### Work to do
Search the listing for "один" and copy every line where it appears.

### Stored rows
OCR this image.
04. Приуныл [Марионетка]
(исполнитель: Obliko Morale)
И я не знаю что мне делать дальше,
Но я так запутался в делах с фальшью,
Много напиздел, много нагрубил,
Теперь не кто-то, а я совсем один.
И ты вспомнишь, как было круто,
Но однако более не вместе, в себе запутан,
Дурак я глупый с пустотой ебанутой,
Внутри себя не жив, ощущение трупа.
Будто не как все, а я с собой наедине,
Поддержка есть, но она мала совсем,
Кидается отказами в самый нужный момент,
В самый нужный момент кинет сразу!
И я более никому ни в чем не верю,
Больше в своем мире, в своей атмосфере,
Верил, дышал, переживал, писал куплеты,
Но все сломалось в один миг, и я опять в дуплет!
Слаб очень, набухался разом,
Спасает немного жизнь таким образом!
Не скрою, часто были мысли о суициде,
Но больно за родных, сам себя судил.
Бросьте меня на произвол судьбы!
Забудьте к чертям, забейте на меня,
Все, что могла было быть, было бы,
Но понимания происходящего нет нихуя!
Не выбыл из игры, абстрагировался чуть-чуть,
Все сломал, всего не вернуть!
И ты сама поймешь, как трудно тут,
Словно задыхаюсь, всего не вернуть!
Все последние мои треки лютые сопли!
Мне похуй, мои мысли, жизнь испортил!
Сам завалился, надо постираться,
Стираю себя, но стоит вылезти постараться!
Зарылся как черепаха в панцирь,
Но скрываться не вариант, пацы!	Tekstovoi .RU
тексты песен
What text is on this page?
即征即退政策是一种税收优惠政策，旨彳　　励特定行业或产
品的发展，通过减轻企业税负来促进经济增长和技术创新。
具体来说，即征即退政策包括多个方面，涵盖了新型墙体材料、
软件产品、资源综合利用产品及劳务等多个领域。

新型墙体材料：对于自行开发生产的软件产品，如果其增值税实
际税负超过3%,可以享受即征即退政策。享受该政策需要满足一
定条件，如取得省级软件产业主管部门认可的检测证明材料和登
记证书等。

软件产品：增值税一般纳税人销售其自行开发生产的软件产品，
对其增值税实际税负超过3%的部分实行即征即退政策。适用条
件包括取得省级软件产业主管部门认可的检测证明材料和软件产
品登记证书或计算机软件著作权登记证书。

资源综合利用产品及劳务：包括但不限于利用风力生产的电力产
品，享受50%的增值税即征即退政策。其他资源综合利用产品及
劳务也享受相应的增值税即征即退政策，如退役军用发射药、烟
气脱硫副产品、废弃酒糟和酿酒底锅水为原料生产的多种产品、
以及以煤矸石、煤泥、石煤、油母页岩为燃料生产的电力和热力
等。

### Response
Теперь не кто-то, а я совсем один.
Но все сломалось в один миг, и я опять в дуплет!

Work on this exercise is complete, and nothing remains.